[Stored data entries]
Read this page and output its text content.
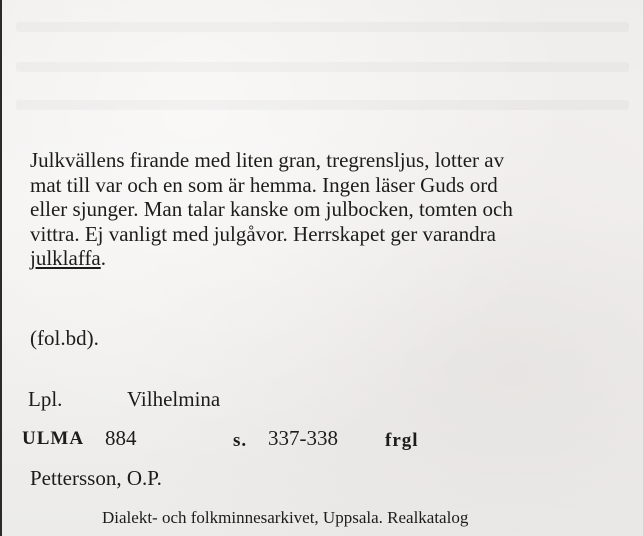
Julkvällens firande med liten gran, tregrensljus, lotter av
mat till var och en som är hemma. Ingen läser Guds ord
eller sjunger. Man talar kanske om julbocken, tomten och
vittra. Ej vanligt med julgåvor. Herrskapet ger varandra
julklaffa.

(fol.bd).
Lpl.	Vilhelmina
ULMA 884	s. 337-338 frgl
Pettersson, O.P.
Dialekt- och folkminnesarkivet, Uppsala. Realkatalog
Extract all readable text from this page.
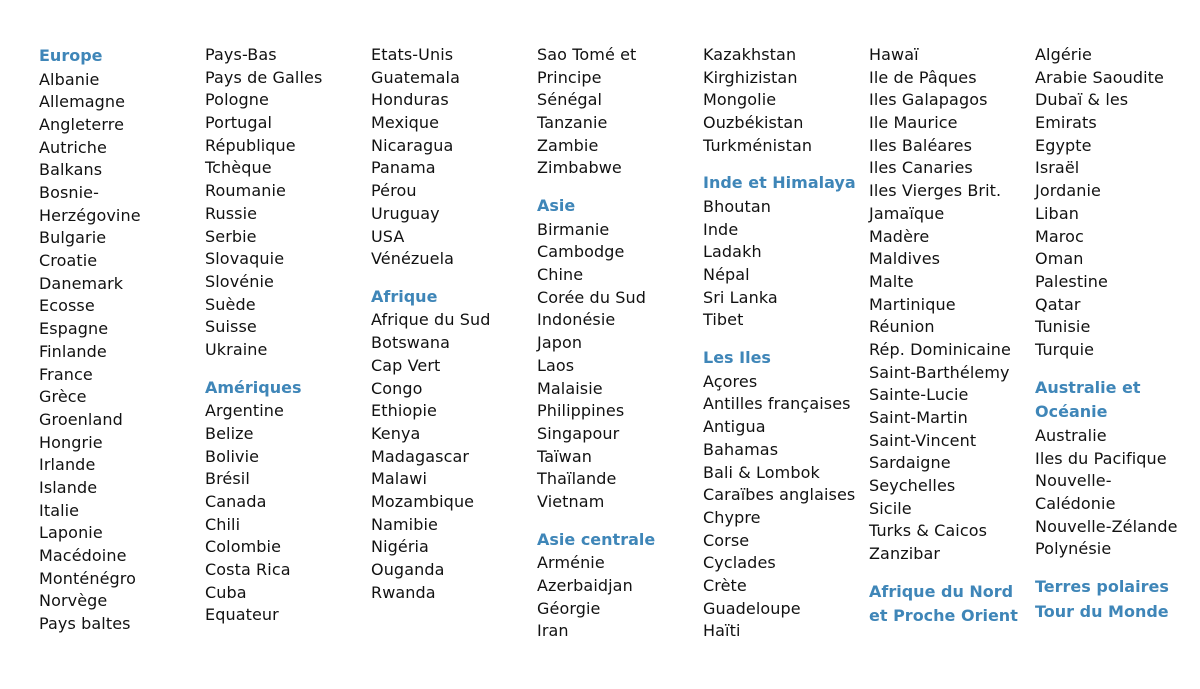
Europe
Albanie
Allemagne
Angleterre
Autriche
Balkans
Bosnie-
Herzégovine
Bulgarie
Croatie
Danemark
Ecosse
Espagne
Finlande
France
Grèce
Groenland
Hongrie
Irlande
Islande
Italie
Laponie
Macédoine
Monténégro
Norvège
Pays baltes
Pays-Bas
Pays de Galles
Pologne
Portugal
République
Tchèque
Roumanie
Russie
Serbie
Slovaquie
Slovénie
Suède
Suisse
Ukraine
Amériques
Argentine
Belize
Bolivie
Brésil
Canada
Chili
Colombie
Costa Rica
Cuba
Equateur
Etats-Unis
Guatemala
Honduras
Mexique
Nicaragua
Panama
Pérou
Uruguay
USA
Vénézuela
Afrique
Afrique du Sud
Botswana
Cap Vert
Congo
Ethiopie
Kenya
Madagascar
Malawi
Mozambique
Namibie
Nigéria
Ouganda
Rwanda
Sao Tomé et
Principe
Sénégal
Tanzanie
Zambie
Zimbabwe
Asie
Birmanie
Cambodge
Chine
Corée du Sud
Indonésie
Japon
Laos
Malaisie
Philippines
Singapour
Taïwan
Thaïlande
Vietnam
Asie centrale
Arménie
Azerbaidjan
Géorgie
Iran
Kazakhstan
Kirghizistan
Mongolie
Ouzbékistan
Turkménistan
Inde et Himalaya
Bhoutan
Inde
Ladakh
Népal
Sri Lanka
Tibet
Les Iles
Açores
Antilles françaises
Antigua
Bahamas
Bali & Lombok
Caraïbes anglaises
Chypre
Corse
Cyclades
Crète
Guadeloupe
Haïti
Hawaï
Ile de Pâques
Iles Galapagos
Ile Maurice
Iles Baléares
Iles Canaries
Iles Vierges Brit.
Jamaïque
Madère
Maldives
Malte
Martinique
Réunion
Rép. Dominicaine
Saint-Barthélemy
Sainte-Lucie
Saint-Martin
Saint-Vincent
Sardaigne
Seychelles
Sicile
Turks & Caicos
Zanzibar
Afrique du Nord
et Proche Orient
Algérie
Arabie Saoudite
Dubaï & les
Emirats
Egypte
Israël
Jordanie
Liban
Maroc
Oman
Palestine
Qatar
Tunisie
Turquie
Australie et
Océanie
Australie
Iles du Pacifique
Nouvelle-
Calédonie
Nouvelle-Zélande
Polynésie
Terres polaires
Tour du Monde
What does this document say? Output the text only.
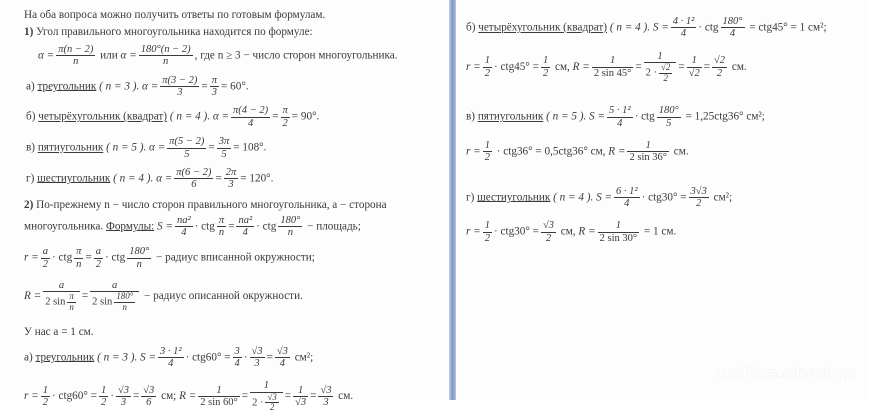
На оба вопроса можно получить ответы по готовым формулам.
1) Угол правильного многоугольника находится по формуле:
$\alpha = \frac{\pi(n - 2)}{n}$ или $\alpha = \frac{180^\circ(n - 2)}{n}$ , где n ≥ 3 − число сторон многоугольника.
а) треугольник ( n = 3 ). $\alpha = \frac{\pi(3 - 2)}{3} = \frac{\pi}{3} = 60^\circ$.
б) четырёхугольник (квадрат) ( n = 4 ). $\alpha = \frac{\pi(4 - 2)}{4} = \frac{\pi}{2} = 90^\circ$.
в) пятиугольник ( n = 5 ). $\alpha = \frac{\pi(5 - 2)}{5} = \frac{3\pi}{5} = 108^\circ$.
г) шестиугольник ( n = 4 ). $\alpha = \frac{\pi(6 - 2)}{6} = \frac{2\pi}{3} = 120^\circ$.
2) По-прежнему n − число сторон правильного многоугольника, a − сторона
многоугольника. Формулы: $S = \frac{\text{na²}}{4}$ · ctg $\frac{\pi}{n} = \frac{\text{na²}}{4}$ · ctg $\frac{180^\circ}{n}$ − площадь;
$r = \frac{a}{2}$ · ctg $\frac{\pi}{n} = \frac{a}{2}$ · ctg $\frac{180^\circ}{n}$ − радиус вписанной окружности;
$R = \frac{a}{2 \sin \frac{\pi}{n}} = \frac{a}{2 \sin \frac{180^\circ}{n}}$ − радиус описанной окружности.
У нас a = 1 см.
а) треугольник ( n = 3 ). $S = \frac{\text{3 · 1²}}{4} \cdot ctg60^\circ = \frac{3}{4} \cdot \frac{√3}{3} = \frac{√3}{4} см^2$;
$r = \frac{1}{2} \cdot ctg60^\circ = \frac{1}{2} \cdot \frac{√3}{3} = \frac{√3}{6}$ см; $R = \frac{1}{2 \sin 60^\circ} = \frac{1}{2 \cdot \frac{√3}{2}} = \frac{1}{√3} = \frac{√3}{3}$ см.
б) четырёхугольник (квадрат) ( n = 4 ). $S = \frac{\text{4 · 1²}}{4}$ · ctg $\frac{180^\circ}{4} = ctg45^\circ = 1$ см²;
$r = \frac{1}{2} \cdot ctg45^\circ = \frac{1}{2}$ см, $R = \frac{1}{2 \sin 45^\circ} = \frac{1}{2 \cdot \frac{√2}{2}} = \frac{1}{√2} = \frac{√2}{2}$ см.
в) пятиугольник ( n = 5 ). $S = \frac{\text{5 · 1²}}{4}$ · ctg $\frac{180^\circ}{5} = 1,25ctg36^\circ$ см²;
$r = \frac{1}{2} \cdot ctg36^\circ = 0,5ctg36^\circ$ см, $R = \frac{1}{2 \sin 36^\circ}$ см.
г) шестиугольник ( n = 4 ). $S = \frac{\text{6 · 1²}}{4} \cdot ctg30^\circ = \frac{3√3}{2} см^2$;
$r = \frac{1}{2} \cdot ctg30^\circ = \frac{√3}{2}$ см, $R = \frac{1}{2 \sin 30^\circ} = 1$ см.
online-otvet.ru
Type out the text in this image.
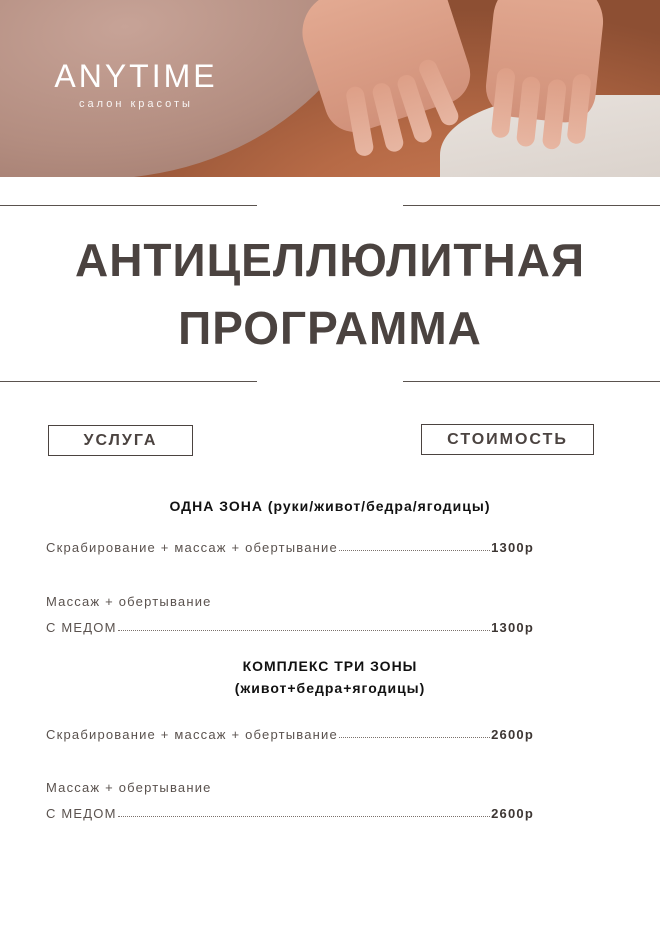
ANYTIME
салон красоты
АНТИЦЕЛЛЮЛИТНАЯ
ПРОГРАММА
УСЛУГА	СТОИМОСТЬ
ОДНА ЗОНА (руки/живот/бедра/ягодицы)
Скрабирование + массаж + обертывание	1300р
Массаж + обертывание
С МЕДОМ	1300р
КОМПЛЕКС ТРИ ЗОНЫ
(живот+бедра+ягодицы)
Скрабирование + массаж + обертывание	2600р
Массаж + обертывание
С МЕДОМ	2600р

TASK DETAILS:
Repeat each record exactly as shown above, dropping all images.

TASK RESPONSE:
Read this page and output its text content.
Julkvällens firande med liten gran, tregrensljus, lotter av
mat till var och en som är hemma. Ingen läser Guds ord
eller sjunger. Man talar kanske om julbocken, tomten och
vittra. Ej vanligt med julgåvor. Herrskapet ger varandra
julklaffa.

(fol.bd).
Lpl.	Vilhelmina
ULMA 884	s. 337-338 frgl
Pettersson, O.P.
Dialekt- och folkminnesarkivet, Uppsala. Realkatalog
Extract all readable text from this page.
Europe
Albanie
Allemagne
Angleterre
Autriche
Balkans
Bosnie-
Herzégovine
Bulgarie
Croatie
Danemark
Ecosse
Espagne
Finlande
France
Grèce
Groenland
Hongrie
Irlande
Islande
Italie
Laponie
Macédoine
Monténégro
Norvège
Pays baltes
Pays-Bas
Pays de Galles
Pologne
Portugal
République
Tchèque
Roumanie
Russie
Serbie
Slovaquie
Slovénie
Suède
Suisse
Ukraine
Amériques
Argentine
Belize
Bolivie
Brésil
Canada
Chili
Colombie
Costa Rica
Cuba
Equateur
Etats-Unis
Guatemala
Honduras
Mexique
Nicaragua
Panama
Pérou
Uruguay
USA
Vénézuela
Afrique
Afrique du Sud
Botswana
Cap Vert
Congo
Ethiopie
Kenya
Madagascar
Malawi
Mozambique
Namibie
Nigéria
Ouganda
Rwanda
Sao Tomé et
Principe
Sénégal
Tanzanie
Zambie
Zimbabwe
Asie
Birmanie
Cambodge
Chine
Corée du Sud
Indonésie
Japon
Laos
Malaisie
Philippines
Singapour
Taïwan
Thaïlande
Vietnam
Asie centrale
Arménie
Azerbaidjan
Géorgie
Iran
Kazakhstan
Kirghizistan
Mongolie
Ouzbékistan
Turkménistan
Inde et Himalaya
Bhoutan
Inde
Ladakh
Népal
Sri Lanka
Tibet
Les Iles
Açores
Antilles françaises
Antigua
Bahamas
Bali & Lombok
Caraïbes anglaises
Chypre
Corse
Cyclades
Crète
Guadeloupe
Haïti
Hawaï
Ile de Pâques
Iles Galapagos
Ile Maurice
Iles Baléares
Iles Canaries
Iles Vierges Brit.
Jamaïque
Madère
Maldives
Malte
Martinique
Réunion
Rép. Dominicaine
Saint-Barthélemy
Sainte-Lucie
Saint-Martin
Saint-Vincent
Sardaigne
Seychelles
Sicile
Turks & Caicos
Zanzibar
Afrique du Nord
et Proche Orient
Algérie
Arabie Saoudite
Dubaï & les
Emirats
Egypte
Israël
Jordanie
Liban
Maroc
Oman
Palestine
Qatar
Tunisie
Turquie
Australie et
Océanie
Australie
Iles du Pacifique
Nouvelle-
Calédonie
Nouvelle-Zélande
Polynésie
Terres polaires
Tour du Monde
What does this document say? Output the text only.
На оба вопроса можно получить ответы по готовым формулам.
1) Угол правильного многоугольника находится по формуле:
$\alpha = \frac{\pi(n - 2)}{n}$ или $\alpha = \frac{180^\circ(n - 2)}{n}$ , где n ≥ 3 − число сторон многоугольника.
а) треугольник ( n = 3 ). $\alpha = \frac{\pi(3 - 2)}{3} = \frac{\pi}{3} = 60^\circ$.
б) четырёхугольник (квадрат) ( n = 4 ). $\alpha = \frac{\pi(4 - 2)}{4} = \frac{\pi}{2} = 90^\circ$.
в) пятиугольник ( n = 5 ). $\alpha = \frac{\pi(5 - 2)}{5} = \frac{3\pi}{5} = 108^\circ$.
г) шестиугольник ( n = 4 ). $\alpha = \frac{\pi(6 - 2)}{6} = \frac{2\pi}{3} = 120^\circ$.
2) По-прежнему n − число сторон правильного многоугольника, a − сторона
многоугольника. Формулы: $S = \frac{\text{na²}}{4}$ · ctg $\frac{\pi}{n} = \frac{\text{na²}}{4}$ · ctg $\frac{180^\circ}{n}$ − площадь;
$r = \frac{a}{2}$ · ctg $\frac{\pi}{n} = \frac{a}{2}$ · ctg $\frac{180^\circ}{n}$ − радиус вписанной окружности;
$R = \frac{a}{2 \sin \frac{\pi}{n}} = \frac{a}{2 \sin \frac{180^\circ}{n}}$ − радиус описанной окружности.
У нас a = 1 см.
а) треугольник ( n = 3 ). $S = \frac{\text{3 · 1²}}{4} \cdot ctg60^\circ = \frac{3}{4} \cdot \frac{√3}{3} = \frac{√3}{4} см^2$;
$r = \frac{1}{2} \cdot ctg60^\circ = \frac{1}{2} \cdot \frac{√3}{3} = \frac{√3}{6}$ см; $R = \frac{1}{2 \sin 60^\circ} = \frac{1}{2 \cdot \frac{√3}{2}} = \frac{1}{√3} = \frac{√3}{3}$ см.
б) четырёхугольник (квадрат) ( n = 4 ). $S = \frac{\text{4 · 1²}}{4}$ · ctg $\frac{180^\circ}{4} = ctg45^\circ = 1$ см²;
$r = \frac{1}{2} \cdot ctg45^\circ = \frac{1}{2}$ см, $R = \frac{1}{2 \sin 45^\circ} = \frac{1}{2 \cdot \frac{√2}{2}} = \frac{1}{√2} = \frac{√2}{2}$ см.
в) пятиугольник ( n = 5 ). $S = \frac{\text{5 · 1²}}{4}$ · ctg $\frac{180^\circ}{5} = 1,25ctg36^\circ$ см²;
$r = \frac{1}{2} \cdot ctg36^\circ = 0,5ctg36^\circ$ см, $R = \frac{1}{2 \sin 36^\circ}$ см.
г) шестиугольник ( n = 4 ). $S = \frac{\text{6 · 1²}}{4} \cdot ctg30^\circ = \frac{3√3}{2} см^2$;
$r = \frac{1}{2} \cdot ctg30^\circ = \frac{√3}{2}$ см, $R = \frac{1}{2 \sin 30^\circ} = 1$ см.
online-otvet.ru
Type out the text in this image.
ANYTIME
салон красоты
АНТИЦЕЛЛЮЛИТНАЯ
ПРОГРАММА
УСЛУГА	СТОИМОСТЬ
ОДНА ЗОНА (руки/живот/бедра/ягодицы)
Скрабирование + массаж + обертывание	1300р
Массаж + обертывание
С МЕДОМ	1300р
КОМПЛЕКС ТРИ ЗОНЫ
(живот+бедра+ягодицы)
Скрабирование + массаж + обертывание	2600р
Массаж + обертывание
С МЕДОМ	2600р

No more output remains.